• PROBLEM STATEMENT: Retype the full set of records. Keep every character identical.

(Dataset items)
— BEGIN —

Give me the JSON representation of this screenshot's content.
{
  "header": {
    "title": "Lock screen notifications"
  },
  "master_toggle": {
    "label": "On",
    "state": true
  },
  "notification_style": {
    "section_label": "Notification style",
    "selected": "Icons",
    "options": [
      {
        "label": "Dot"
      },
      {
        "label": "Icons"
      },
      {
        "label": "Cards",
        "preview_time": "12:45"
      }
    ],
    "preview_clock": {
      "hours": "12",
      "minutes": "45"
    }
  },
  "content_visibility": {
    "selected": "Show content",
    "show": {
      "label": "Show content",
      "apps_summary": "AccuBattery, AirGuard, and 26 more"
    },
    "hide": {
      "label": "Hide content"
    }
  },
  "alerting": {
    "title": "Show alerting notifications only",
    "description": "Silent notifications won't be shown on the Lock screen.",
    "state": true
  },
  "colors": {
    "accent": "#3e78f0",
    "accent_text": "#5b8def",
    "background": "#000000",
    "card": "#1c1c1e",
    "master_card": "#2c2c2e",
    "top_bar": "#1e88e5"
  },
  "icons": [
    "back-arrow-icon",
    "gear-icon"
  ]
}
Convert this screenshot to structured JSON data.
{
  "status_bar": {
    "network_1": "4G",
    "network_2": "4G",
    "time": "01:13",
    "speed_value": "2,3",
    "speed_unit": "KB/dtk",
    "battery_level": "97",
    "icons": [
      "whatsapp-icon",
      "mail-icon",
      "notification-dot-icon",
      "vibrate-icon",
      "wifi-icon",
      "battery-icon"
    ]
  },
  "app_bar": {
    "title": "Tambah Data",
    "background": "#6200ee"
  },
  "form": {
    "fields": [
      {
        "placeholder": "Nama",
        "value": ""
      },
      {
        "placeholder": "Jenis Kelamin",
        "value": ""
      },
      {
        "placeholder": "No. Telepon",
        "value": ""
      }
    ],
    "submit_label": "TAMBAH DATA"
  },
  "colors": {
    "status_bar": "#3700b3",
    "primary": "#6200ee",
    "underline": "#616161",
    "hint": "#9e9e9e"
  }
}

— END —

• COMPLETE OUTPUT:
Give me the JSON representation of this screenshot's content.
{
  "header": {
    "title": "Lock screen notifications"
  },
  "master_toggle": {
    "label": "On",
    "state": true
  },
  "notification_style": {
    "section_label": "Notification style",
    "selected": "Icons",
    "options": [
      {
        "label": "Dot"
      },
      {
        "label": "Icons"
      },
      {
        "label": "Cards",
        "preview_time": "12:45"
      }
    ],
    "preview_clock": {
      "hours": "12",
      "minutes": "45"
    }
  },
  "content_visibility": {
    "selected": "Show content",
    "show": {
      "label": "Show content",
      "apps_summary": "AccuBattery, AirGuard, and 26 more"
    },
    "hide": {
      "label": "Hide content"
    }
  },
  "alerting": {
    "title": "Show alerting notifications only",
    "description": "Silent notifications won't be shown on the Lock screen.",
    "state": true
  },
  "colors": {
    "accent": "#3e78f0",
    "accent_text": "#5b8def",
    "background": "#000000",
    "card": "#1c1c1e",
    "master_card": "#2c2c2e",
    "top_bar": "#1e88e5"
  },
  "icons": [
    "back-arrow-icon",
    "gear-icon"
  ]
}
Convert this screenshot to structured JSON data.
{
  "status_bar": {
    "network_1": "4G",
    "network_2": "4G",
    "time": "01:13",
    "speed_value": "2,3",
    "speed_unit": "KB/dtk",
    "battery_level": "97",
    "icons": [
      "whatsapp-icon",
      "mail-icon",
      "notification-dot-icon",
      "vibrate-icon",
      "wifi-icon",
      "battery-icon"
    ]
  },
  "app_bar": {
    "title": "Tambah Data",
    "background": "#6200ee"
  },
  "form": {
    "fields": [
      {
        "placeholder": "Nama",
        "value": ""
      },
      {
        "placeholder": "Jenis Kelamin",
        "value": ""
      },
      {
        "placeholder": "No. Telepon",
        "value": ""
      }
    ],
    "submit_label": "TAMBAH DATA"
  },
  "colors": {
    "status_bar": "#3700b3",
    "primary": "#6200ee",
    "underline": "#616161",
    "hint": "#9e9e9e"
  }
}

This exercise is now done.